:: TASK INPUT
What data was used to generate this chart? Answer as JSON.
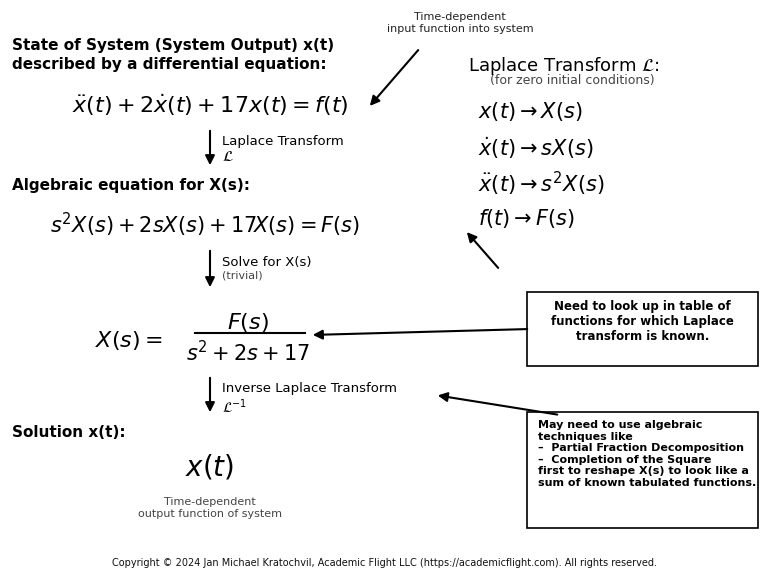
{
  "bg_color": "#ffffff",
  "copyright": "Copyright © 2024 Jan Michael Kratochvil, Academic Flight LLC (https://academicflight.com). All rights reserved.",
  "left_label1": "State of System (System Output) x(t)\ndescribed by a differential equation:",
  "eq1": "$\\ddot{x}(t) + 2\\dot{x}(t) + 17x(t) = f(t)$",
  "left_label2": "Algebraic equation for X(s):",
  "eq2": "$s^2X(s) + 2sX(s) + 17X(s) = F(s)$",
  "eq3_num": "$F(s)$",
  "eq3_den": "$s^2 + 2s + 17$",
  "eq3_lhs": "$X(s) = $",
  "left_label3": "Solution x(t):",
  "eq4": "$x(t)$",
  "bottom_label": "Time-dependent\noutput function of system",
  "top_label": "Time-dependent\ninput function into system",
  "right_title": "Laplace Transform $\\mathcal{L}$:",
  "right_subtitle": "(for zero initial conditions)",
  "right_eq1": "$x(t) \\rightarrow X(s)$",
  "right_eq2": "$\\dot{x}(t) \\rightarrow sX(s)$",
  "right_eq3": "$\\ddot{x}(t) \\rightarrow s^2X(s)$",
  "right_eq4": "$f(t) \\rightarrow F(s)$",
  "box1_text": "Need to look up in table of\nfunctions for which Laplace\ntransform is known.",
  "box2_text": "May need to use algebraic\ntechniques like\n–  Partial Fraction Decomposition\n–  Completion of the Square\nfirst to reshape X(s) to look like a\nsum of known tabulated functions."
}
::::
:: TASK INPUT
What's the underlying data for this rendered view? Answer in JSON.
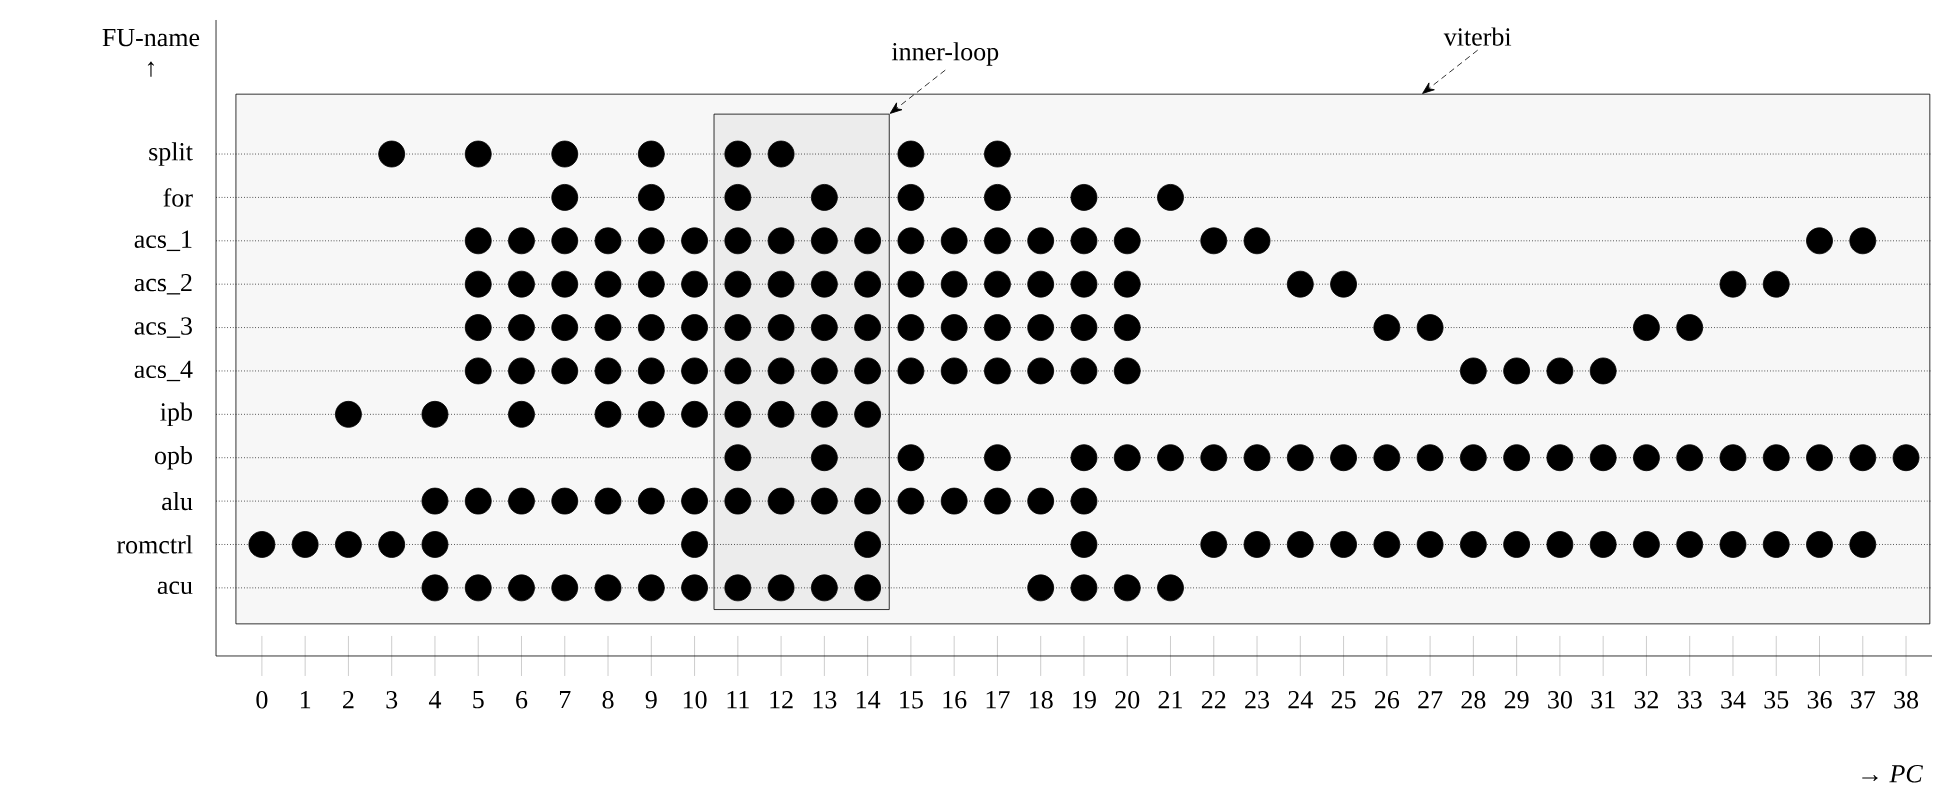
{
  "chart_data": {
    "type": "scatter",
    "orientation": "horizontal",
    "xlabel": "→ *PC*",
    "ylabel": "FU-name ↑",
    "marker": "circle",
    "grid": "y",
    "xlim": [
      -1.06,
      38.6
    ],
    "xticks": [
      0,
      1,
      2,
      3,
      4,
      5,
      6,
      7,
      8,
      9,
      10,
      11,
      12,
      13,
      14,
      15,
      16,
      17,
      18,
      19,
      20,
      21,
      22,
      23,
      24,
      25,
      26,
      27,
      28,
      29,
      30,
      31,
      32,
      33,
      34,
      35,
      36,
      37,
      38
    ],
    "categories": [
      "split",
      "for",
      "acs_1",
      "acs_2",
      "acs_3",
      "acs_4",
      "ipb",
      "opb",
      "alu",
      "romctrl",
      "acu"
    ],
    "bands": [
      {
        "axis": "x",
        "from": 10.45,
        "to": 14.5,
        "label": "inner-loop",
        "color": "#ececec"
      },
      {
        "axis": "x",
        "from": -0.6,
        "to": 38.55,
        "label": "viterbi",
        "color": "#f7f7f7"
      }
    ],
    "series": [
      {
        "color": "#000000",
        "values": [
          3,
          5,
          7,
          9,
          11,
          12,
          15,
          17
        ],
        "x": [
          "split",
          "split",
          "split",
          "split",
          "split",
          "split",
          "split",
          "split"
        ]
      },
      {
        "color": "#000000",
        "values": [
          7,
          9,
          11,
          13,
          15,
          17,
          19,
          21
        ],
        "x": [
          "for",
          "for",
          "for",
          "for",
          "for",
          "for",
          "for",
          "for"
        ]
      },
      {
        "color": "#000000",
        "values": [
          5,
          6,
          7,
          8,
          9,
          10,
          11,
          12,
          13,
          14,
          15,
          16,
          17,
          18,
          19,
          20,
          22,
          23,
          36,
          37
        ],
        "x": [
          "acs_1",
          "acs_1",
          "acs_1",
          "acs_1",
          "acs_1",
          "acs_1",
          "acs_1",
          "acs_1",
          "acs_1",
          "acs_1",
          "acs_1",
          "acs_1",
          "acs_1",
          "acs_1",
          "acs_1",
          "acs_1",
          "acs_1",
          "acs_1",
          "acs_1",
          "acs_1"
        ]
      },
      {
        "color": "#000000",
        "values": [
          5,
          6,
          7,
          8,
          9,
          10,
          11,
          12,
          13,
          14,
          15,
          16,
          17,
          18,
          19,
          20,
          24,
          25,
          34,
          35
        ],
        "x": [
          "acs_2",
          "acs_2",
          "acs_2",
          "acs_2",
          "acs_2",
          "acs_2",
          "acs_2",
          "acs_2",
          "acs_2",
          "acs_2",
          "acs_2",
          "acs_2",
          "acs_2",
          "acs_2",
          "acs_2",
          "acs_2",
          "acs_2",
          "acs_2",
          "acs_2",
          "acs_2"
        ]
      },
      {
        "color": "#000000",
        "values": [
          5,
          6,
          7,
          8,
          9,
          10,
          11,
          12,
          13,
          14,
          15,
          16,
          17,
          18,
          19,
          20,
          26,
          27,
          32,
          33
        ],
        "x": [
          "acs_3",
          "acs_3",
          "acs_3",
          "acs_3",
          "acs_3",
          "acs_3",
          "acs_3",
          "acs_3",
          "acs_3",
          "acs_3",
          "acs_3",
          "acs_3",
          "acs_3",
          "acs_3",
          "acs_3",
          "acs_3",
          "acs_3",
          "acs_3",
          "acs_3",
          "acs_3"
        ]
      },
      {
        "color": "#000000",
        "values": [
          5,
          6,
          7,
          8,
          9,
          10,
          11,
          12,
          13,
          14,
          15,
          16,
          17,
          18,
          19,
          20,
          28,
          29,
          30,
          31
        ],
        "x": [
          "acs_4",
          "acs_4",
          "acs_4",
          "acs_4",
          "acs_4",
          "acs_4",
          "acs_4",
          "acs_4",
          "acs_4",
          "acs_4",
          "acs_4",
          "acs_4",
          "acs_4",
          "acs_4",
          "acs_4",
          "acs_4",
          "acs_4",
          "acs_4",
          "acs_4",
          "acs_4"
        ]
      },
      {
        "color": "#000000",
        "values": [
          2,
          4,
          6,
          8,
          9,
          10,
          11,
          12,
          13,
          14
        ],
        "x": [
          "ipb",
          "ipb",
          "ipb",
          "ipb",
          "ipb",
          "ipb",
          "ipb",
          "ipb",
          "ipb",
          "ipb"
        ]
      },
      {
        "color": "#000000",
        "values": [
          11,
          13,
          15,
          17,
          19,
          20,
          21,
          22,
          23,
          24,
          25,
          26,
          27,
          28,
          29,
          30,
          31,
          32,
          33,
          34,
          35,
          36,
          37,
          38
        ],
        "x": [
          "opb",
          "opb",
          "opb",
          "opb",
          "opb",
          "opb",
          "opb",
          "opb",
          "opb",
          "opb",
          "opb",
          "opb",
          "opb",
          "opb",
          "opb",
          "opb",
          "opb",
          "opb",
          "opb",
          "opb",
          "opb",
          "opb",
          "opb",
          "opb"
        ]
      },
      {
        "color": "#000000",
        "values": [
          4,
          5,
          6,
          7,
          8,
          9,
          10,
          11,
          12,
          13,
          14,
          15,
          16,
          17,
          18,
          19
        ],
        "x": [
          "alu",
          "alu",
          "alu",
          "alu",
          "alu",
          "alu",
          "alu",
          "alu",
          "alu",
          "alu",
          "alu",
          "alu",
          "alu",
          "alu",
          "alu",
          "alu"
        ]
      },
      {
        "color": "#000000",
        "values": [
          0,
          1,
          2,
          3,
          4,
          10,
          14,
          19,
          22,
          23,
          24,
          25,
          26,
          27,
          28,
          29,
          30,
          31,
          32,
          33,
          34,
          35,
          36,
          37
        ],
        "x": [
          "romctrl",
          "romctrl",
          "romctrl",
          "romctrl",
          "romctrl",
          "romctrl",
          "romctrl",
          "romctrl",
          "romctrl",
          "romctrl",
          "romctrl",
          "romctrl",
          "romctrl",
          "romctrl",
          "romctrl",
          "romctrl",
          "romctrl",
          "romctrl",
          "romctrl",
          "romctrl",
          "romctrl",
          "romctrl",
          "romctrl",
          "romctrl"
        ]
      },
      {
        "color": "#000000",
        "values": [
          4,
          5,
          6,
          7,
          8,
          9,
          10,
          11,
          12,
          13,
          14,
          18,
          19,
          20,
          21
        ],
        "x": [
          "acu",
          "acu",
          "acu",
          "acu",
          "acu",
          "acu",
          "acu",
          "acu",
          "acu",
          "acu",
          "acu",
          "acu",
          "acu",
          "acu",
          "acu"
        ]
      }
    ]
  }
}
::::
:: TASK INPUT
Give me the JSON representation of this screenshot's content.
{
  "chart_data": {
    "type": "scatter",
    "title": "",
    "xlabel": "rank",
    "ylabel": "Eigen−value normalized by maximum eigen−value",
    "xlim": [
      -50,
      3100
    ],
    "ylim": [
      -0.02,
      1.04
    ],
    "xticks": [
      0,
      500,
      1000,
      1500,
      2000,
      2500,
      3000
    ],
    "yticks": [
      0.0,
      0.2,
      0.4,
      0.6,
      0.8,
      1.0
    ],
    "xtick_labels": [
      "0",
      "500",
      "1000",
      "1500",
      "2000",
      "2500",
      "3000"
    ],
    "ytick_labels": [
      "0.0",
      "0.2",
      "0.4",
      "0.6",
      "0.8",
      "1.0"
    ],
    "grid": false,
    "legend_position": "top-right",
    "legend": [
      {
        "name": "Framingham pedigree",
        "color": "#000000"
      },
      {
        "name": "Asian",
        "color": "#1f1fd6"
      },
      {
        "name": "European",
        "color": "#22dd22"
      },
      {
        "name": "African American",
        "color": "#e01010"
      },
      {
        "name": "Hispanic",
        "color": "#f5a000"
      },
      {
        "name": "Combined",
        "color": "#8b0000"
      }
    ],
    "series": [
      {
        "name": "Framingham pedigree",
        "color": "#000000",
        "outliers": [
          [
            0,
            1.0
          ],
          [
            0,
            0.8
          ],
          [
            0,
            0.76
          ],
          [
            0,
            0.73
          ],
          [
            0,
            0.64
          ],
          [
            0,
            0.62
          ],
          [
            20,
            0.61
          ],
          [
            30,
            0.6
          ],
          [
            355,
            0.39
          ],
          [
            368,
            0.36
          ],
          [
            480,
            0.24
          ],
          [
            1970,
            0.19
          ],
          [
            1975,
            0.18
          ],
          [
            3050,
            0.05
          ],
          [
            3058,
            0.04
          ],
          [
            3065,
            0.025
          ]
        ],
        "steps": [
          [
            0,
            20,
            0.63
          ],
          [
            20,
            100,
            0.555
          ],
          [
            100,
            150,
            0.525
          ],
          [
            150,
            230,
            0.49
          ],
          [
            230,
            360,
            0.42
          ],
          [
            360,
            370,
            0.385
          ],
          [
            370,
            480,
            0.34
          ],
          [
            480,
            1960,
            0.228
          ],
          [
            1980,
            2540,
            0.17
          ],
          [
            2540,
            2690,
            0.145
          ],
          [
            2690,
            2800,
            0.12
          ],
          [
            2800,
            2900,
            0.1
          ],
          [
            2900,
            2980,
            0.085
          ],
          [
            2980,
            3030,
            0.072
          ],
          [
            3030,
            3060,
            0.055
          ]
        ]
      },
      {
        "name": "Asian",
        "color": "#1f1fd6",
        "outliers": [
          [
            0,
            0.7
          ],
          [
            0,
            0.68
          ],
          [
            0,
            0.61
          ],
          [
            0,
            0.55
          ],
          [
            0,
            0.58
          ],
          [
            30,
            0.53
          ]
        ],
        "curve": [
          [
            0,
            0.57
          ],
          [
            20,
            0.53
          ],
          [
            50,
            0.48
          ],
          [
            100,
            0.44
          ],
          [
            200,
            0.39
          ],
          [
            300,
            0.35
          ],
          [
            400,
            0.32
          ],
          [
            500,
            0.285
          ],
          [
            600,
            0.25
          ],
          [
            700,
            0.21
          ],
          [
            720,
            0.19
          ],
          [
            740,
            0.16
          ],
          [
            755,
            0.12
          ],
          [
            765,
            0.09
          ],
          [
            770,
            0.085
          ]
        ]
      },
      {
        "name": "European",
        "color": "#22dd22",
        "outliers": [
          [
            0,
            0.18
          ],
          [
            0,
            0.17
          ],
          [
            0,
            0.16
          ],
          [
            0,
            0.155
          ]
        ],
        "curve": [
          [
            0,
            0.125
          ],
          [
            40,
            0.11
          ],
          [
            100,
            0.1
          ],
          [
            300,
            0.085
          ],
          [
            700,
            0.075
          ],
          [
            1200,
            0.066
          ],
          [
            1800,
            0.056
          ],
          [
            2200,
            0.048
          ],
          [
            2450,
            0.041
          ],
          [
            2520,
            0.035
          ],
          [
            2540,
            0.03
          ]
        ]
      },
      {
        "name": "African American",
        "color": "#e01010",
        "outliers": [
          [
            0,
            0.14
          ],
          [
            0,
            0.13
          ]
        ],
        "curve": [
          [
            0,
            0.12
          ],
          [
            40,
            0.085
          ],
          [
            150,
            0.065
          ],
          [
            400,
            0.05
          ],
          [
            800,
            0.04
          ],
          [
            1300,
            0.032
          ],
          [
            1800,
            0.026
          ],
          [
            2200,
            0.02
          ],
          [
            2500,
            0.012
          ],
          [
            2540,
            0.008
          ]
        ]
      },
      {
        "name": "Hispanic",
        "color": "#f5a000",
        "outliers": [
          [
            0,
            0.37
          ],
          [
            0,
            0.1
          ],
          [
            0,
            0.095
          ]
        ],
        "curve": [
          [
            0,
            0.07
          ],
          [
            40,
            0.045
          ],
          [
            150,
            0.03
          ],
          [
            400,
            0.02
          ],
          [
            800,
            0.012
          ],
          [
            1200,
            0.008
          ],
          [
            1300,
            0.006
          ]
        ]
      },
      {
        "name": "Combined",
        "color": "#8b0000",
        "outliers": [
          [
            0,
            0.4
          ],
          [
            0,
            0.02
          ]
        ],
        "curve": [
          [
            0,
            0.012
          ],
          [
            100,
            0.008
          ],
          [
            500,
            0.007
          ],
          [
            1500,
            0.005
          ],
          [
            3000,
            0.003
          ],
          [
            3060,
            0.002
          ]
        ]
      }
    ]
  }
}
::::
SET EXERCISE >> Copy out all lines where the word "ylabel" appears.

EXERCISE ANSWER >>
    "ylabel": "FU-name ↑",
    "ylabel": "Eigen−value normalized by maximum eigen−value",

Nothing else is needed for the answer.